BEGIN EXERCISE INPUT

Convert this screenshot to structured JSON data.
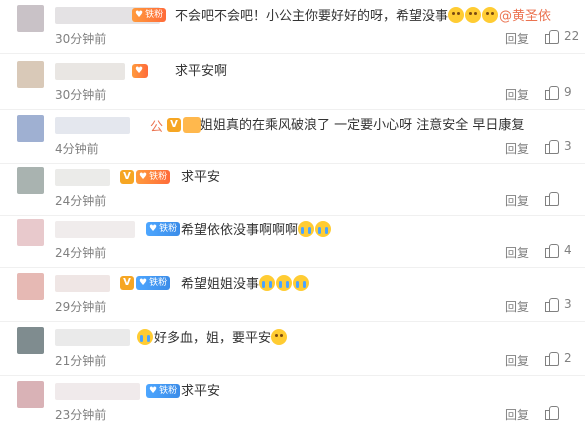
{
  "comments": [
    {
      "avatar_color": "#c9c2c7",
      "name_color": "#e4e2e4",
      "badges": [
        "fan-orange"
      ],
      "fan_label": "铁粉",
      "text": "不会吧不会吧！小公主你要好好的呀，希望没事",
      "emojis": [
        "sad",
        "sad",
        "sad"
      ],
      "mention": "@黄圣依",
      "time": "30分钟前",
      "reply": "回复",
      "likes": "22"
    },
    {
      "avatar_color": "#d9c9b8",
      "name_color": "#e9e6e3",
      "badges": [
        "fan-orange"
      ],
      "fan_label": "",
      "text": "求平安啊",
      "emojis": [],
      "mention": "",
      "time": "30分钟前",
      "reply": "回复",
      "likes": "9"
    },
    {
      "avatar_color": "#9fb0d2",
      "name_color": "#e4e7ee",
      "badges": [
        "name-tail",
        "vip",
        "loud"
      ],
      "name_tail": "公",
      "text": "姐姐真的在乘风破浪了 一定要小心呀 注意安全 早日康复",
      "emojis": [],
      "mention": "",
      "time": "4分钟前",
      "reply": "回复",
      "likes": "3"
    },
    {
      "avatar_color": "#a9b3b0",
      "name_color": "#ebebe9",
      "badges": [
        "vip",
        "fan-orange"
      ],
      "fan_label": "铁粉",
      "text": "求平安",
      "emojis": [],
      "mention": "",
      "time": "24分钟前",
      "reply": "回复",
      "likes": ""
    },
    {
      "avatar_color": "#e8c9cc",
      "name_color": "#f0ecec",
      "badges": [
        "fan-blue"
      ],
      "fan_label": "铁粉",
      "text": "希望依依没事啊啊啊",
      "emojis": [
        "cry",
        "cry"
      ],
      "mention": "",
      "time": "24分钟前",
      "reply": "回复",
      "likes": "4"
    },
    {
      "avatar_color": "#e6b9b4",
      "name_color": "#efe6e5",
      "badges": [
        "vip",
        "fan-blue"
      ],
      "fan_label": "铁粉",
      "text": "希望姐姐没事",
      "emojis": [
        "cry",
        "cry",
        "cry"
      ],
      "mention": "",
      "time": "29分钟前",
      "reply": "回复",
      "likes": "3"
    },
    {
      "avatar_color": "#7f8c8f",
      "name_color": "#eaeaea",
      "badges": [],
      "text": "好多血，姐，要平安",
      "emojis_before": [
        "cry"
      ],
      "emojis": [
        "sad"
      ],
      "mention": "",
      "time": "21分钟前",
      "reply": "回复",
      "likes": "2"
    },
    {
      "avatar_color": "#d9b2b6",
      "name_color": "#f0eaeb",
      "badges": [
        "fan-blue"
      ],
      "fan_label": "铁粉",
      "text": "求平安",
      "emojis": [],
      "mention": "",
      "time": "23分钟前",
      "reply": "回复",
      "likes": ""
    }
  ]
}
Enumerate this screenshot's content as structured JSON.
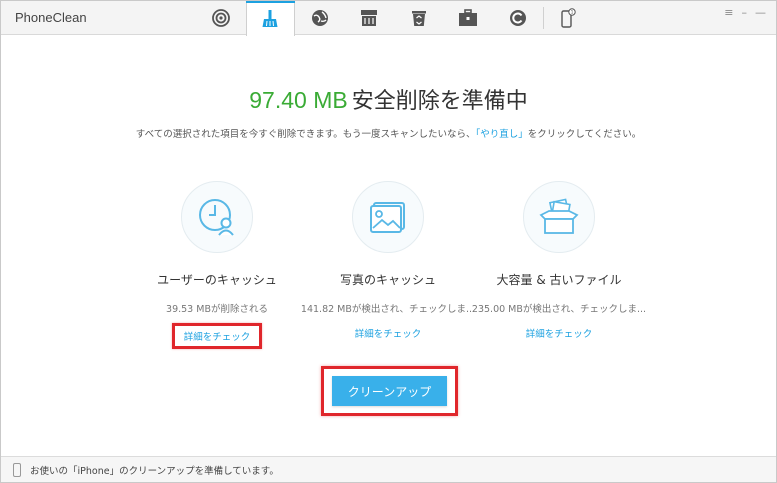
{
  "app": {
    "title": "PhoneClean"
  },
  "toolbar": {
    "tools": [
      {
        "icon": "radar-icon"
      },
      {
        "icon": "quick-clean-icon",
        "active": true
      },
      {
        "icon": "internet-clean-icon"
      },
      {
        "icon": "privacy-clean-icon"
      },
      {
        "icon": "system-clean-icon"
      },
      {
        "icon": "toolbox-icon"
      },
      {
        "icon": "silent-clean-icon"
      },
      {
        "icon": "device-icon"
      }
    ],
    "accent": "#1ca1e0"
  },
  "window_controls": {
    "menu": "≡",
    "minimize": "–",
    "close": "—"
  },
  "main": {
    "size": "97.40 MB",
    "heading": "安全削除を準備中",
    "sub_before": "すべての選択された項目を今すぐ削除できます。もう一度スキャンしたいなら、",
    "sub_link": "「やり直し」",
    "sub_after": "をクリックしてください。"
  },
  "cards": [
    {
      "title": "ユーザーのキャッシュ",
      "size_text": "39.53 MBが削除される",
      "link": "詳細をチェック",
      "icon": "user-cache-icon"
    },
    {
      "title": "写真のキャッシュ",
      "size_text": "141.82 MBが検出され、チェックしま...",
      "link": "詳細をチェック",
      "icon": "photo-cache-icon"
    },
    {
      "title": "大容量 & 古いファイル",
      "size_text": "235.00 MBが検出され、チェックしま...",
      "link": "詳細をチェック",
      "icon": "large-files-icon"
    }
  ],
  "cleanup_button": {
    "label": "クリーンアップ"
  },
  "status": {
    "text": "お使いの「iPhone」のクリーンアップを準備しています。"
  },
  "colors": {
    "accent_blue": "#1ca1e0",
    "size_green": "#3aab35",
    "highlight_red": "#e0262b",
    "button_blue": "#39b0ea"
  }
}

END EXERCISE INPUT

- **EXERCISE AIM**: Set down every record once more, word for word, without pictures.

- **EXERCISE RESPONSE**:
Convert this screenshot to structured JSON data.
{
  "comments": [
    {
      "avatar_color": "#c9c2c7",
      "name_color": "#e4e2e4",
      "badges": [
        "fan-orange"
      ],
      "fan_label": "铁粉",
      "text": "不会吧不会吧！小公主你要好好的呀，希望没事",
      "emojis": [
        "sad",
        "sad",
        "sad"
      ],
      "mention": "@黄圣依",
      "time": "30分钟前",
      "reply": "回复",
      "likes": "22"
    },
    {
      "avatar_color": "#d9c9b8",
      "name_color": "#e9e6e3",
      "badges": [
        "fan-orange"
      ],
      "fan_label": "",
      "text": "求平安啊",
      "emojis": [],
      "mention": "",
      "time": "30分钟前",
      "reply": "回复",
      "likes": "9"
    },
    {
      "avatar_color": "#9fb0d2",
      "name_color": "#e4e7ee",
      "badges": [
        "name-tail",
        "vip",
        "loud"
      ],
      "name_tail": "公",
      "text": "姐姐真的在乘风破浪了 一定要小心呀 注意安全 早日康复",
      "emojis": [],
      "mention": "",
      "time": "4分钟前",
      "reply": "回复",
      "likes": "3"
    },
    {
      "avatar_color": "#a9b3b0",
      "name_color": "#ebebe9",
      "badges": [
        "vip",
        "fan-orange"
      ],
      "fan_label": "铁粉",
      "text": "求平安",
      "emojis": [],
      "mention": "",
      "time": "24分钟前",
      "reply": "回复",
      "likes": ""
    },
    {
      "avatar_color": "#e8c9cc",
      "name_color": "#f0ecec",
      "badges": [
        "fan-blue"
      ],
      "fan_label": "铁粉",
      "text": "希望依依没事啊啊啊",
      "emojis": [
        "cry",
        "cry"
      ],
      "mention": "",
      "time": "24分钟前",
      "reply": "回复",
      "likes": "4"
    },
    {
      "avatar_color": "#e6b9b4",
      "name_color": "#efe6e5",
      "badges": [
        "vip",
        "fan-blue"
      ],
      "fan_label": "铁粉",
      "text": "希望姐姐没事",
      "emojis": [
        "cry",
        "cry",
        "cry"
      ],
      "mention": "",
      "time": "29分钟前",
      "reply": "回复",
      "likes": "3"
    },
    {
      "avatar_color": "#7f8c8f",
      "name_color": "#eaeaea",
      "badges": [],
      "text": "好多血，姐，要平安",
      "emojis_before": [
        "cry"
      ],
      "emojis": [
        "sad"
      ],
      "mention": "",
      "time": "21分钟前",
      "reply": "回复",
      "likes": "2"
    },
    {
      "avatar_color": "#d9b2b6",
      "name_color": "#f0eaeb",
      "badges": [
        "fan-blue"
      ],
      "fan_label": "铁粉",
      "text": "求平安",
      "emojis": [],
      "mention": "",
      "time": "23分钟前",
      "reply": "回复",
      "likes": ""
    }
  ]
}
Enumerate this screenshot's content as structured JSON.
{
  "app": {
    "title": "PhoneClean"
  },
  "toolbar": {
    "tools": [
      {
        "icon": "radar-icon"
      },
      {
        "icon": "quick-clean-icon",
        "active": true
      },
      {
        "icon": "internet-clean-icon"
      },
      {
        "icon": "privacy-clean-icon"
      },
      {
        "icon": "system-clean-icon"
      },
      {
        "icon": "toolbox-icon"
      },
      {
        "icon": "silent-clean-icon"
      },
      {
        "icon": "device-icon"
      }
    ],
    "accent": "#1ca1e0"
  },
  "window_controls": {
    "menu": "≡",
    "minimize": "–",
    "close": "—"
  },
  "main": {
    "size": "97.40 MB",
    "heading": "安全削除を準備中",
    "sub_before": "すべての選択された項目を今すぐ削除できます。もう一度スキャンしたいなら、",
    "sub_link": "「やり直し」",
    "sub_after": "をクリックしてください。"
  },
  "cards": [
    {
      "title": "ユーザーのキャッシュ",
      "size_text": "39.53 MBが削除される",
      "link": "詳細をチェック",
      "icon": "user-cache-icon"
    },
    {
      "title": "写真のキャッシュ",
      "size_text": "141.82 MBが検出され、チェックしま...",
      "link": "詳細をチェック",
      "icon": "photo-cache-icon"
    },
    {
      "title": "大容量 & 古いファイル",
      "size_text": "235.00 MBが検出され、チェックしま...",
      "link": "詳細をチェック",
      "icon": "large-files-icon"
    }
  ],
  "cleanup_button": {
    "label": "クリーンアップ"
  },
  "status": {
    "text": "お使いの「iPhone」のクリーンアップを準備しています。"
  },
  "colors": {
    "accent_blue": "#1ca1e0",
    "size_green": "#3aab35",
    "highlight_red": "#e0262b",
    "button_blue": "#39b0ea"
  }
}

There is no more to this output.